Data shown:
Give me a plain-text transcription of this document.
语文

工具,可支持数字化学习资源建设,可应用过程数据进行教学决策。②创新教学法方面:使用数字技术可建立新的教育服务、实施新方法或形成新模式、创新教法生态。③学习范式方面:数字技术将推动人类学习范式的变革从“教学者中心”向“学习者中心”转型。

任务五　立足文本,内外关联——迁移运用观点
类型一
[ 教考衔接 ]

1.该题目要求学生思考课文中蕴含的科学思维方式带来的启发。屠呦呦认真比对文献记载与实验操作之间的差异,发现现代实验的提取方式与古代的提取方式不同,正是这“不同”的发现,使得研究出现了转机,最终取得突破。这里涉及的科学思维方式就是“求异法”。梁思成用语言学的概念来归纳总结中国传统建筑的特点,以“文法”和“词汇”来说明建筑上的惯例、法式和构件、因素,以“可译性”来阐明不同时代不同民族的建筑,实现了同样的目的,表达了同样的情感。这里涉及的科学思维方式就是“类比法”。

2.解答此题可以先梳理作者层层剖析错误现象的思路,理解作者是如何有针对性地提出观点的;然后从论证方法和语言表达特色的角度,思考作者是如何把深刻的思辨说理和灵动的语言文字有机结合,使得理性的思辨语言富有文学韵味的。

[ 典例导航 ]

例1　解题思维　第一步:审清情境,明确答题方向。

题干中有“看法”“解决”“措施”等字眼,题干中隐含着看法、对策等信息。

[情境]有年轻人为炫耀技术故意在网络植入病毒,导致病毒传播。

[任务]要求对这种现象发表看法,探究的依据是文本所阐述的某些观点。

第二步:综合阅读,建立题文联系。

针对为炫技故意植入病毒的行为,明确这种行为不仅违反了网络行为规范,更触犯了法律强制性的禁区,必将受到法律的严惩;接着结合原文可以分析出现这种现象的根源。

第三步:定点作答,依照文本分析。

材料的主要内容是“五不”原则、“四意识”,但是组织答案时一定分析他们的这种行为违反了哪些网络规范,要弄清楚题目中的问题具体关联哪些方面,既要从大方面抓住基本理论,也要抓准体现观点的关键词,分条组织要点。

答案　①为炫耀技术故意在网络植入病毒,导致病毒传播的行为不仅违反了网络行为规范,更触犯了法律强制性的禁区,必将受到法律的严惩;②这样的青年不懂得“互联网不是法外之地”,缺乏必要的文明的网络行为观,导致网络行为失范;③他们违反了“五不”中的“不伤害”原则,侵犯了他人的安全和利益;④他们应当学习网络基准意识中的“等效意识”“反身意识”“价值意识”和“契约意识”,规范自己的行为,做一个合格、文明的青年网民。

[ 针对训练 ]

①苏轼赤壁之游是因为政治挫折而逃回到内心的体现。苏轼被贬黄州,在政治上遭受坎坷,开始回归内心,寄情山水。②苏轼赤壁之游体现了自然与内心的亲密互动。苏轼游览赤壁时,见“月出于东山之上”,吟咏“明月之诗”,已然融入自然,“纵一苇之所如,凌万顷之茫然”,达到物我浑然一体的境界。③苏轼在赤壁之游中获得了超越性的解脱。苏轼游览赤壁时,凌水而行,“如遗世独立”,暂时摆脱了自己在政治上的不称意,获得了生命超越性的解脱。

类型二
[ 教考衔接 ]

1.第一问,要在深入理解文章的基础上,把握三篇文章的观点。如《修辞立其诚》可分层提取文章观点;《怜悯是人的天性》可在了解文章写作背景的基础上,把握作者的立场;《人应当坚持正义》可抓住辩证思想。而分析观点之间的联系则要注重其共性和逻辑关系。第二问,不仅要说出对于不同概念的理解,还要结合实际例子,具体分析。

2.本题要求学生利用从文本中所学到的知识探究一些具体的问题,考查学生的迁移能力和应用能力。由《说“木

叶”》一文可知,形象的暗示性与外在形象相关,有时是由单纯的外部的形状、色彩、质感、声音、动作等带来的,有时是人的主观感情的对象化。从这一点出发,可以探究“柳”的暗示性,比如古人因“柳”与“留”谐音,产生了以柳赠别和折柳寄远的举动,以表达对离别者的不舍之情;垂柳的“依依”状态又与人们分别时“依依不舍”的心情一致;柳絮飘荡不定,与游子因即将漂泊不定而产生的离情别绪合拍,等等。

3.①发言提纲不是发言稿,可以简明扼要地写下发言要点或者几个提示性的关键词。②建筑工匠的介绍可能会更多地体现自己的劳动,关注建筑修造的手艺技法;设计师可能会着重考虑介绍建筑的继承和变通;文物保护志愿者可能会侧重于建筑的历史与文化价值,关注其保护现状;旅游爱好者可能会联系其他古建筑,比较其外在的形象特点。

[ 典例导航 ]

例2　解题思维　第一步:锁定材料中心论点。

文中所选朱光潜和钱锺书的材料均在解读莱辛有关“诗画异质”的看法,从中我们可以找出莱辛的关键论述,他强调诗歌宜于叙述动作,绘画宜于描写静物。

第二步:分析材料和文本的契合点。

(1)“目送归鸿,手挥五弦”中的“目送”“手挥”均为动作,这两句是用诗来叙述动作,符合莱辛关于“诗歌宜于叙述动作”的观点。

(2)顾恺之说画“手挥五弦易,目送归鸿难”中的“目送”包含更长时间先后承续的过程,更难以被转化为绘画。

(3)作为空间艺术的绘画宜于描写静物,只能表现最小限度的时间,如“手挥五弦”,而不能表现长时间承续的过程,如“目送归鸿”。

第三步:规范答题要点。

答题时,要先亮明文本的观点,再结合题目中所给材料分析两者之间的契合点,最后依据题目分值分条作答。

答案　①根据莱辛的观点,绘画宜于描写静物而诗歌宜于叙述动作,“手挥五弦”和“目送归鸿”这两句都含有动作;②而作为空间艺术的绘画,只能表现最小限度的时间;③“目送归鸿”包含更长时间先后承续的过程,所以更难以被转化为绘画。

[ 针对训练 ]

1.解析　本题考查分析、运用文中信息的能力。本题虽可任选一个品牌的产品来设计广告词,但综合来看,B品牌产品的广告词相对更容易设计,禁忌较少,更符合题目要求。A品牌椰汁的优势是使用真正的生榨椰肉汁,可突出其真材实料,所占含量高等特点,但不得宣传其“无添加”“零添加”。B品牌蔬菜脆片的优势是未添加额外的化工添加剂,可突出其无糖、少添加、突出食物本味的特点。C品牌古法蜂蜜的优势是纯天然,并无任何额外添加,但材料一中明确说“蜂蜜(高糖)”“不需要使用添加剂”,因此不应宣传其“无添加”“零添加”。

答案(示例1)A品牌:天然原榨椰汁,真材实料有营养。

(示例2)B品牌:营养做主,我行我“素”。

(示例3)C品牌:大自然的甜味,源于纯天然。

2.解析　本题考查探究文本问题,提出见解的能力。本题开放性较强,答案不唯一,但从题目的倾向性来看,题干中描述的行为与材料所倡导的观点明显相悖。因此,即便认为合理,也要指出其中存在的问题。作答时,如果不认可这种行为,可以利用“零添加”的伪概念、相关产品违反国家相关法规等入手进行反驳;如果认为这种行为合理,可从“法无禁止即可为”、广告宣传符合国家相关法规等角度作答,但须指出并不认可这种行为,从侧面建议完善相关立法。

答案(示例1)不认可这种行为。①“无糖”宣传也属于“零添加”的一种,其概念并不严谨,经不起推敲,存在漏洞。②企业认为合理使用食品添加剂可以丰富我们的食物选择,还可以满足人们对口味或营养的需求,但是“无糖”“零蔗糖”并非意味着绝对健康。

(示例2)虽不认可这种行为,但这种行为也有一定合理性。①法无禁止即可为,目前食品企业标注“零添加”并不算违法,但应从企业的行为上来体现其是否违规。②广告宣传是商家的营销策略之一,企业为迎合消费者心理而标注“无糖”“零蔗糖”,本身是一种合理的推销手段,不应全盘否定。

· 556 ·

Instructions for the task: Lines that hold the word "解题思维" are the ones to return, every one of them.

The answer:
例1　解题思维　第一步:审清情境,明确答题方向。
例2　解题思维　第一步:锁定材料中心论点。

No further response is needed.